What you are asked to do: Print the listing in its entirety and exactly, leaving out images.

Raw records:
------------------------------------------------------------------------

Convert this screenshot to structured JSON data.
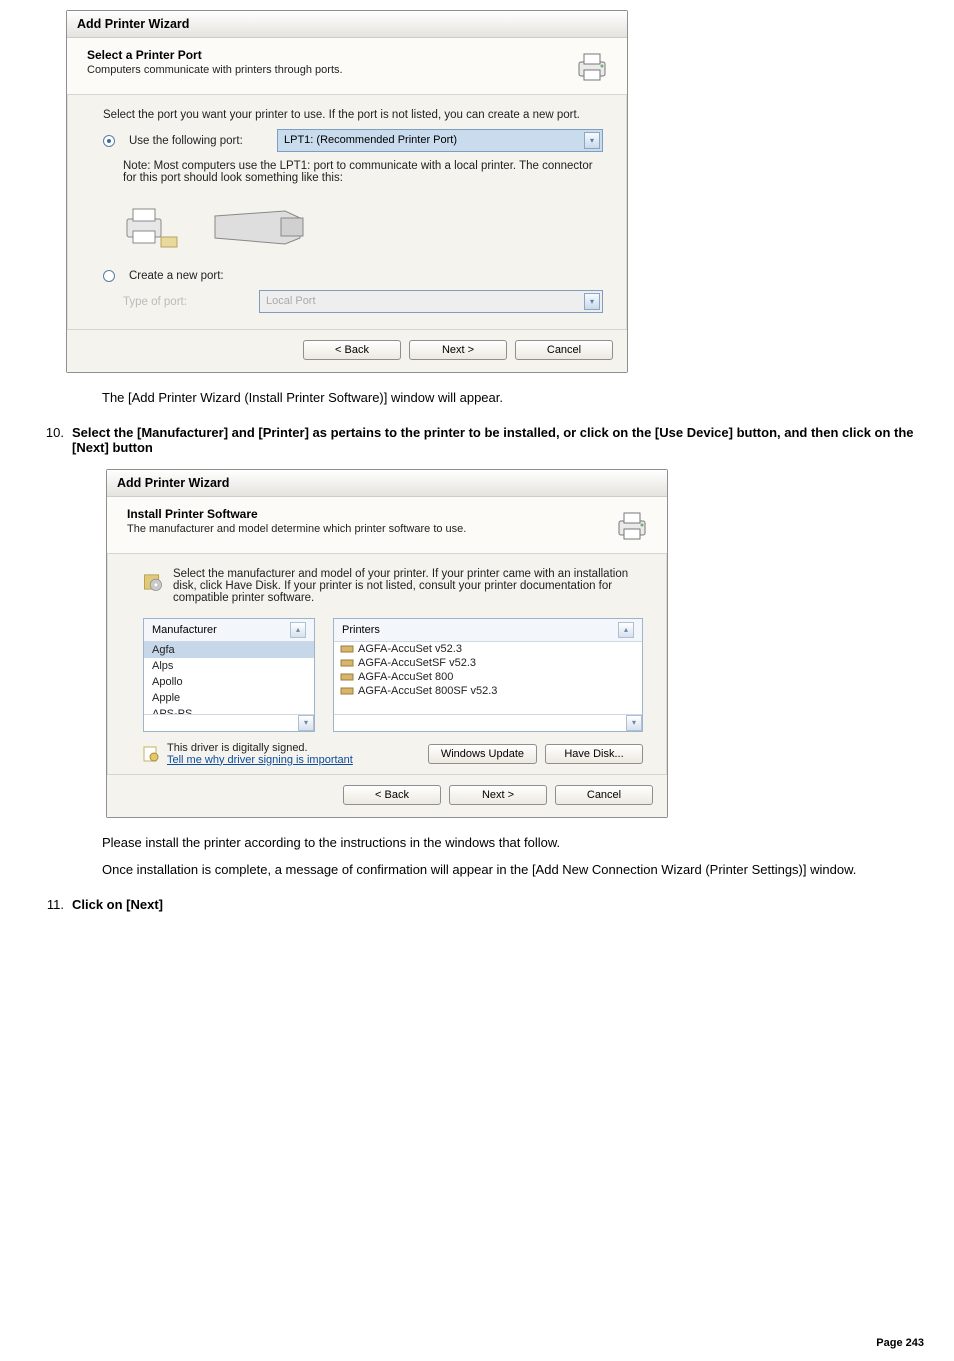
{
  "dialog1": {
    "window_title": "Add Printer Wizard",
    "header_title": "Select a Printer Port",
    "header_sub": "Computers communicate with printers through ports.",
    "intro": "Select the port you want your printer to use.  If the port is not listed, you can create a new port.",
    "use_port_label": "Use the following port:",
    "use_port_value": "LPT1: (Recommended Printer Port)",
    "note": "Note: Most computers use the LPT1: port to communicate with a local printer. The connector for this port should look something like this:",
    "create_port_label": "Create a new port:",
    "type_of_port_label": "Type of port:",
    "type_of_port_value": "Local Port",
    "back": "< Back",
    "next": "Next >",
    "cancel": "Cancel"
  },
  "paragraph_after_d1": "The [Add Printer Wizard (Install Printer Software)] window will appear.",
  "step10": {
    "num": "10.",
    "text": "Select the [Manufacturer] and [Printer] as pertains to the printer to be installed, or click on the [Use Device] button, and then click on the [Next] button"
  },
  "dialog2": {
    "window_title": "Add Printer Wizard",
    "header_title": "Install Printer Software",
    "header_sub": "The manufacturer and model determine which printer software to use.",
    "intro": "Select the manufacturer and model of your printer. If your printer came with an installation disk, click Have Disk. If your printer is not listed, consult your printer documentation for compatible printer software.",
    "mfg_header": "Manufacturer",
    "printers_header": "Printers",
    "manufacturers": [
      "Agfa",
      "Alps",
      "Apollo",
      "Apple",
      "APS-PS"
    ],
    "mfg_selected_index": 0,
    "printers": [
      "AGFA-AccuSet v52.3",
      "AGFA-AccuSetSF v52.3",
      "AGFA-AccuSet 800",
      "AGFA-AccuSet 800SF v52.3"
    ],
    "signed_text": "This driver is digitally signed.",
    "signed_link": "Tell me why driver signing is important",
    "windows_update": "Windows Update",
    "have_disk": "Have Disk...",
    "back": "< Back",
    "next": "Next >",
    "cancel": "Cancel"
  },
  "paragraph_after_d2a": "Please install the printer according to the instructions in the windows that follow.",
  "paragraph_after_d2b": "Once installation is complete, a message of confirmation will appear in the [Add New Connection Wizard (Printer Settings)] window.",
  "step11": {
    "num": "11.",
    "text": "Click on [Next]"
  },
  "page_footer": "Page 243"
}
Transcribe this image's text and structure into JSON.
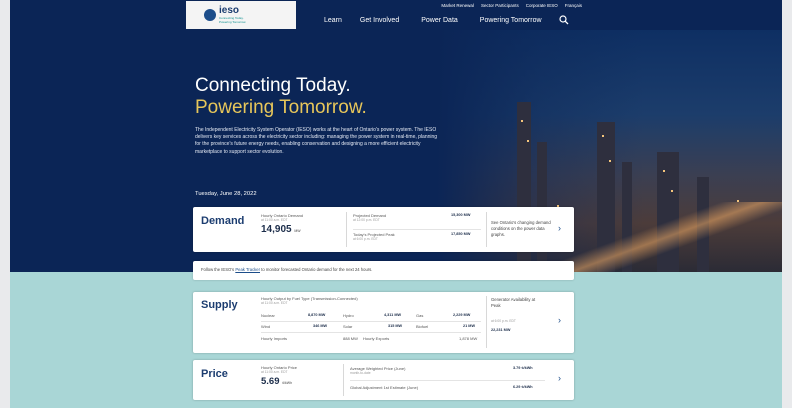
{
  "logo": {
    "word": "ieso",
    "tagline": "Connecting Today. Powering Tomorrow."
  },
  "utility_nav": [
    "Market Renewal",
    "Sector Participants",
    "Corporate IESO",
    "Français"
  ],
  "main_nav": [
    "Learn",
    "Get Involved",
    "Power Data",
    "Powering Tomorrow"
  ],
  "hero": {
    "title_line1": "Connecting Today.",
    "title_line2": "Powering Tomorrow.",
    "intro": "The Independent Electricity System Operator (IESO) works at the heart of Ontario's power system. The IESO delivers key services across the electricity sector including: managing the power system in real-time, planning for the province's future energy needs, enabling conservation and designing a more efficient electricity marketplace to support sector evolution.",
    "date": "Tuesday, June 28, 2022"
  },
  "demand": {
    "title": "Demand",
    "hourly_label": "Hourly Ontario Demand",
    "hourly_time": "at 11:00 a.m. EDT",
    "hourly_value": "14,905",
    "hourly_unit": "MW",
    "projected_label": "Projected Demand",
    "projected_time": "at 12:00 p.m. EDT",
    "projected_value": "15,300 MW",
    "peak_label": "Today's Projected Peak",
    "peak_time": "at 6:00 p.m. EDT",
    "peak_value": "17,850 MW",
    "see_text": "See Ontario's changing demand conditions on the power data graphs."
  },
  "notice": {
    "before": "Follow the IESO's",
    "link": "Peak Tracker",
    "after": "to monitor forecasted Ontario demand for the next 24 hours."
  },
  "supply": {
    "title": "Supply",
    "heading": "Hourly Output by Fuel Type (Transmission-Connected)",
    "time": "at 11:00 a.m. EDT",
    "rows": [
      [
        {
          "name": "Nuclear",
          "value": "8,870 MW"
        },
        {
          "name": "Hydro",
          "value": "4,311 MW"
        },
        {
          "name": "Gas",
          "value": "2,229 MW"
        }
      ],
      [
        {
          "name": "Wind",
          "value": "346 MW"
        },
        {
          "name": "Solar",
          "value": "315 MW"
        },
        {
          "name": "Biofuel",
          "value": "21 MW"
        }
      ]
    ],
    "imports_label": "Hourly Imports",
    "imports_value": "888 MW",
    "exports_label": "Hourly Exports",
    "exports_value": "1,878 MW",
    "gen_label": "Generator Availability at Peak",
    "gen_time": "at 6:00 p.m. EDT",
    "gen_value": "22,231 MW"
  },
  "price": {
    "title": "Price",
    "hoep_label": "Hourly Ontario Price",
    "hoep_time": "at 11:00 a.m. EDT",
    "hoep_value": "5.69",
    "hoep_unit": "¢/kWh",
    "avg_label": "Average Weighted Price (June)",
    "avg_sub": "month-to-date",
    "avg_value": "3.79 ¢/kWh",
    "ga_label": "Global Adjustment 1st Estimate (June)",
    "ga_value": "6.29 ¢/kWh"
  }
}
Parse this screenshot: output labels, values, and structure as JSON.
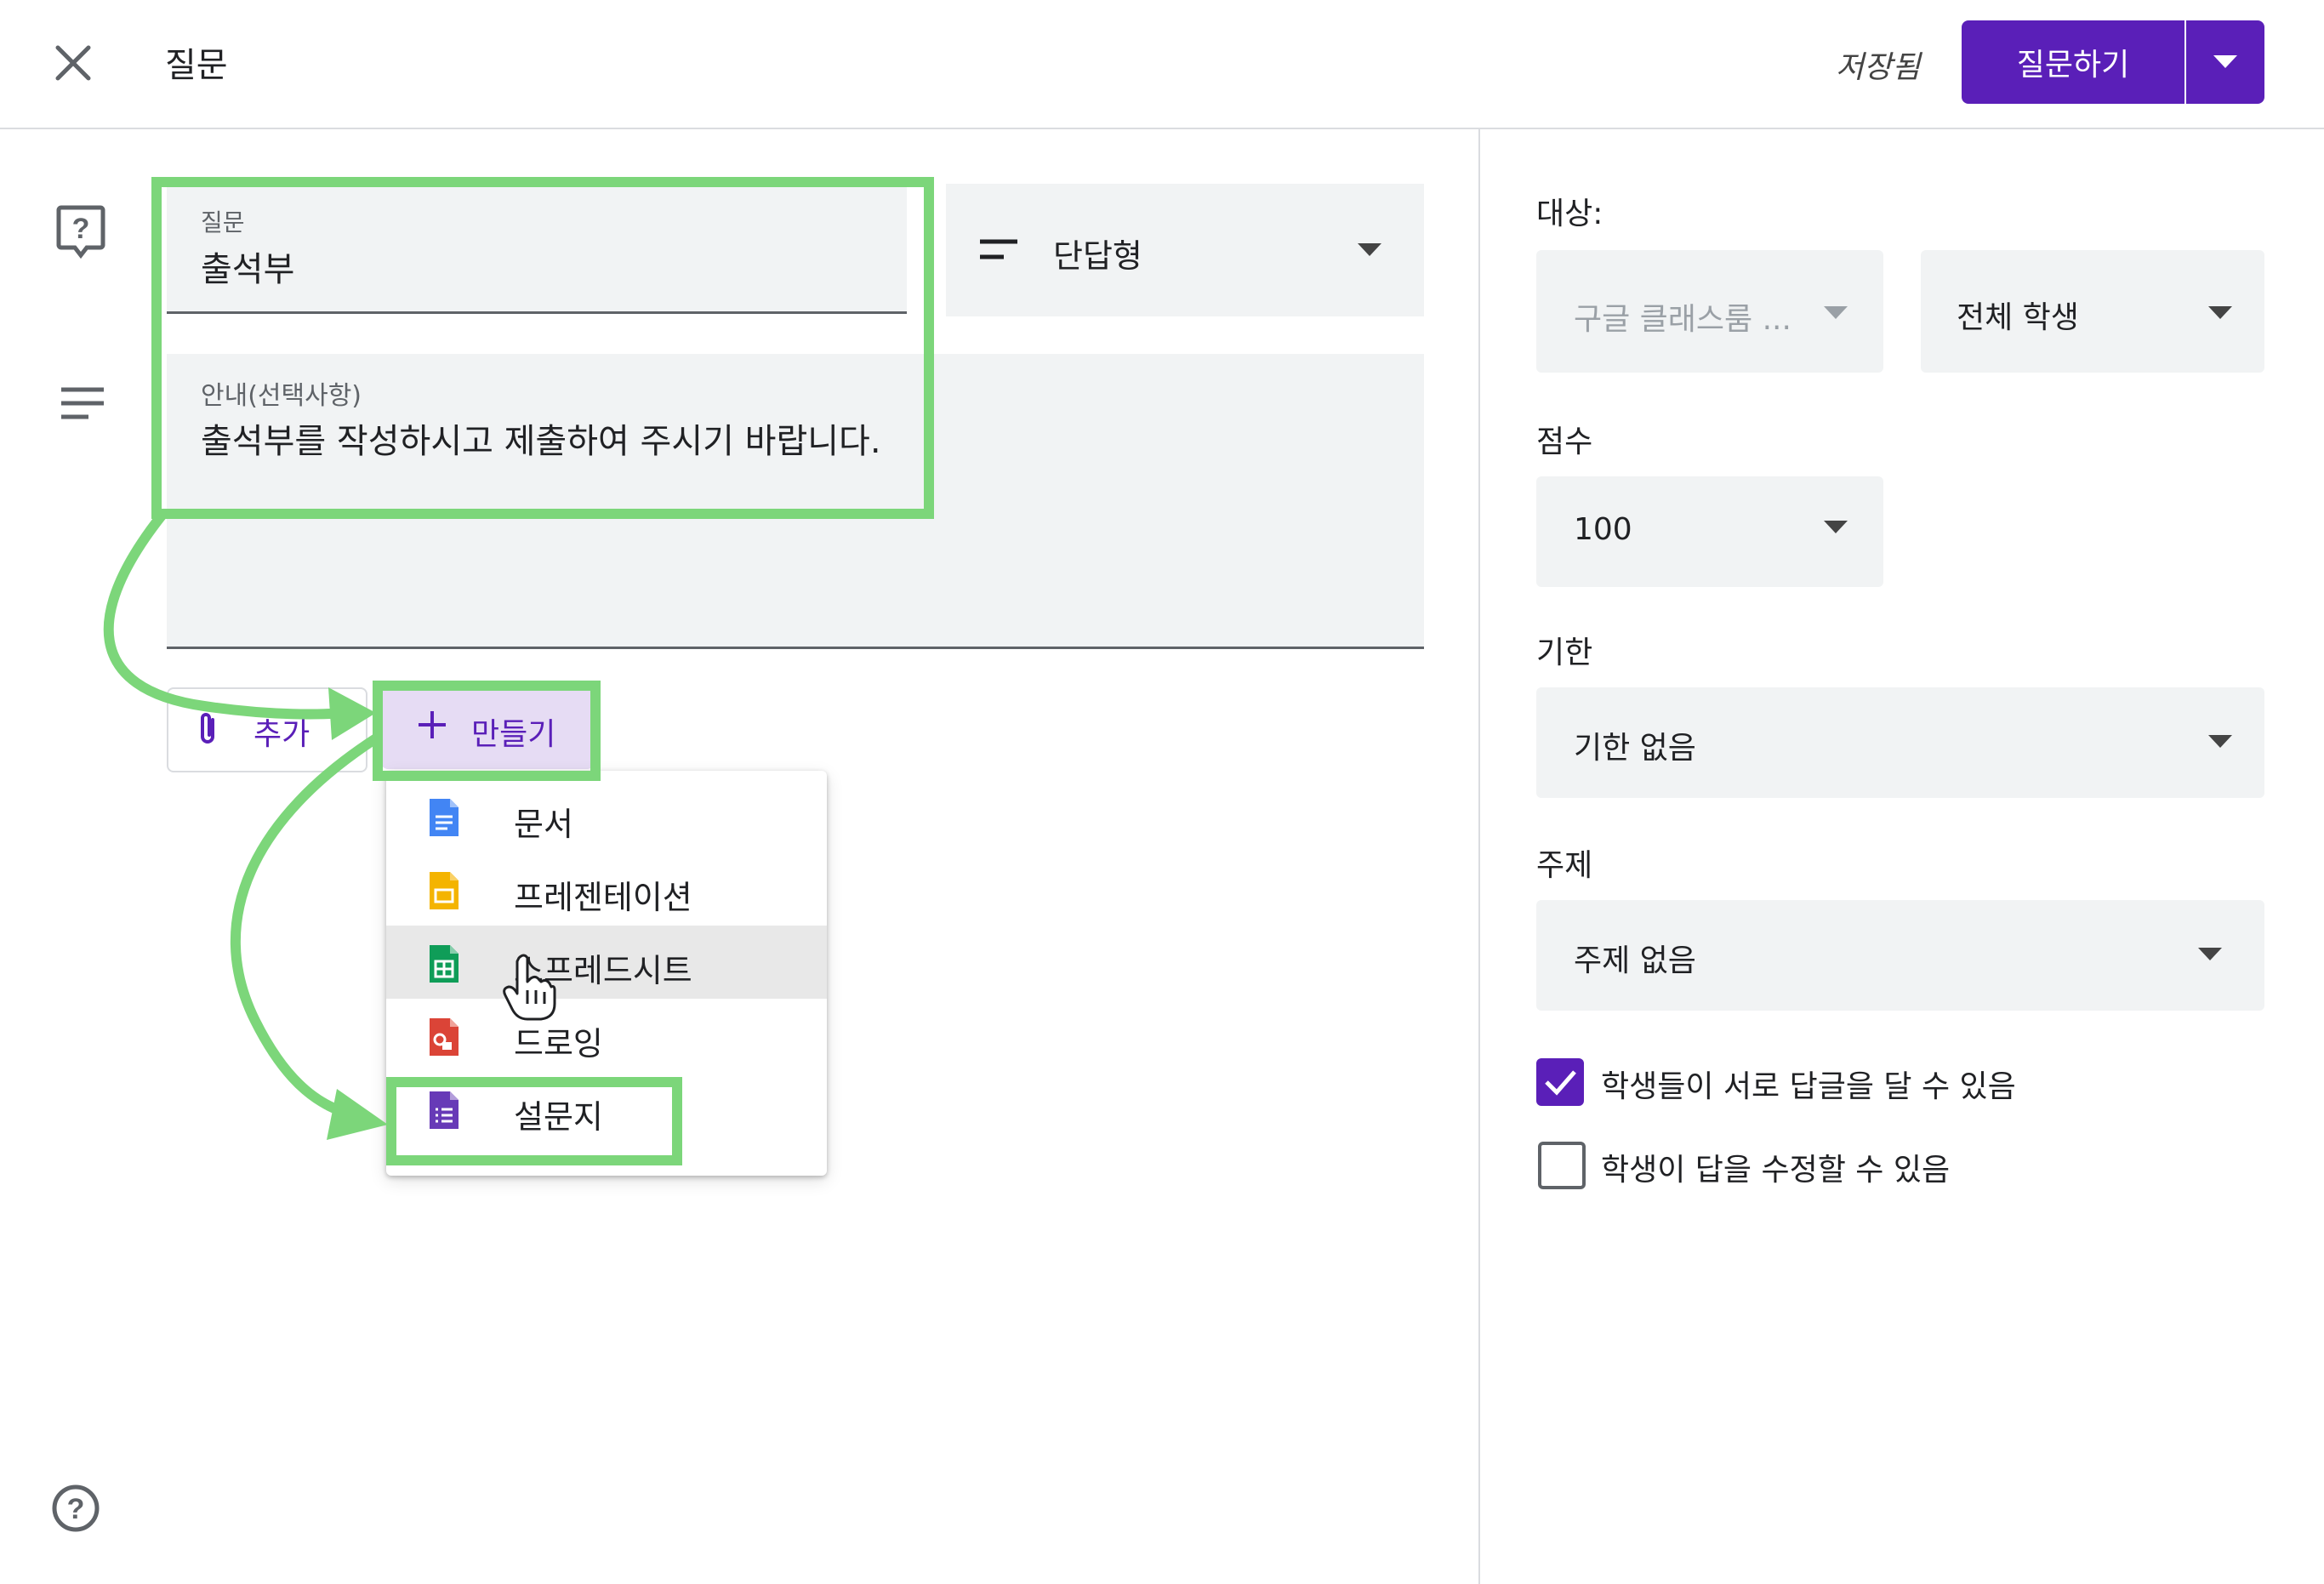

------------------------------------------------------------------------

The result:
Convert this screenshot to structured JSON data.
{
  "dialog1": {
    "window_title": "Add Printer Wizard",
    "header_title": "Select a Printer Port",
    "header_sub": "Computers communicate with printers through ports.",
    "intro": "Select the port you want your printer to use.  If the port is not listed, you can create a new port.",
    "use_port_label": "Use the following port:",
    "use_port_value": "LPT1: (Recommended Printer Port)",
    "note": "Note: Most computers use the LPT1: port to communicate with a local printer. The connector for this port should look something like this:",
    "create_port_label": "Create a new port:",
    "type_of_port_label": "Type of port:",
    "type_of_port_value": "Local Port",
    "back": "< Back",
    "next": "Next >",
    "cancel": "Cancel"
  },
  "paragraph_after_d1": "The [Add Printer Wizard (Install Printer Software)] window will appear.",
  "step10": {
    "num": "10.",
    "text": "Select the [Manufacturer] and [Printer] as pertains to the printer to be installed, or click on the [Use Device] button, and then click on the [Next] button"
  },
  "dialog2": {
    "window_title": "Add Printer Wizard",
    "header_title": "Install Printer Software",
    "header_sub": "The manufacturer and model determine which printer software to use.",
    "intro": "Select the manufacturer and model of your printer. If your printer came with an installation disk, click Have Disk. If your printer is not listed, consult your printer documentation for compatible printer software.",
    "mfg_header": "Manufacturer",
    "printers_header": "Printers",
    "manufacturers": [
      "Agfa",
      "Alps",
      "Apollo",
      "Apple",
      "APS-PS"
    ],
    "mfg_selected_index": 0,
    "printers": [
      "AGFA-AccuSet v52.3",
      "AGFA-AccuSetSF v52.3",
      "AGFA-AccuSet 800",
      "AGFA-AccuSet 800SF v52.3"
    ],
    "signed_text": "This driver is digitally signed.",
    "signed_link": "Tell me why driver signing is important",
    "windows_update": "Windows Update",
    "have_disk": "Have Disk...",
    "back": "< Back",
    "next": "Next >",
    "cancel": "Cancel"
  },
  "paragraph_after_d2a": "Please install the printer according to the instructions in the windows that follow.",
  "paragraph_after_d2b": "Once installation is complete, a message of confirmation will appear in the [Add New Connection Wizard (Printer Settings)] window.",
  "step11": {
    "num": "11.",
    "text": "Click on [Next]"
  },
  "page_footer": "Page 243"
}
Transcribe this image's text and structure into JSON.
{
  "logo": {
    "word": "ieso",
    "tagline": "Connecting Today. Powering Tomorrow."
  },
  "utility_nav": [
    "Market Renewal",
    "Sector Participants",
    "Corporate IESO",
    "Français"
  ],
  "main_nav": [
    "Learn",
    "Get Involved",
    "Power Data",
    "Powering Tomorrow"
  ],
  "hero": {
    "title_line1": "Connecting Today.",
    "title_line2": "Powering Tomorrow.",
    "intro": "The Independent Electricity System Operator (IESO) works at the heart of Ontario's power system. The IESO delivers key services across the electricity sector including: managing the power system in real-time, planning for the province's future energy needs, enabling conservation and designing a more efficient electricity marketplace to support sector evolution.",
    "date": "Tuesday, June 28, 2022"
  },
  "demand": {
    "title": "Demand",
    "hourly_label": "Hourly Ontario Demand",
    "hourly_time": "at 11:00 a.m. EDT",
    "hourly_value": "14,905",
    "hourly_unit": "MW",
    "projected_label": "Projected Demand",
    "projected_time": "at 12:00 p.m. EDT",
    "projected_value": "15,300 MW",
    "peak_label": "Today's Projected Peak",
    "peak_time": "at 6:00 p.m. EDT",
    "peak_value": "17,850 MW",
    "see_text": "See Ontario's changing demand conditions on the power data graphs."
  },
  "notice": {
    "before": "Follow the IESO's",
    "link": "Peak Tracker",
    "after": "to monitor forecasted Ontario demand for the next 24 hours."
  },
  "supply": {
    "title": "Supply",
    "heading": "Hourly Output by Fuel Type (Transmission-Connected)",
    "time": "at 11:00 a.m. EDT",
    "rows": [
      [
        {
          "name": "Nuclear",
          "value": "8,870 MW"
        },
        {
          "name": "Hydro",
          "value": "4,311 MW"
        },
        {
          "name": "Gas",
          "value": "2,229 MW"
        }
      ],
      [
        {
          "name": "Wind",
          "value": "346 MW"
        },
        {
          "name": "Solar",
          "value": "315 MW"
        },
        {
          "name": "Biofuel",
          "value": "21 MW"
        }
      ]
    ],
    "imports_label": "Hourly Imports",
    "imports_value": "888 MW",
    "exports_label": "Hourly Exports",
    "exports_value": "1,878 MW",
    "gen_label": "Generator Availability at Peak",
    "gen_time": "at 6:00 p.m. EDT",
    "gen_value": "22,231 MW"
  },
  "price": {
    "title": "Price",
    "hoep_label": "Hourly Ontario Price",
    "hoep_time": "at 11:00 a.m. EDT",
    "hoep_value": "5.69",
    "hoep_unit": "¢/kWh",
    "avg_label": "Average Weighted Price (June)",
    "avg_sub": "month-to-date",
    "avg_value": "3.79 ¢/kWh",
    "ga_label": "Global Adjustment 1st Estimate (June)",
    "ga_value": "6.29 ¢/kWh"
  }
}
Parse this screenshot: output labels, values, and structure as JSON.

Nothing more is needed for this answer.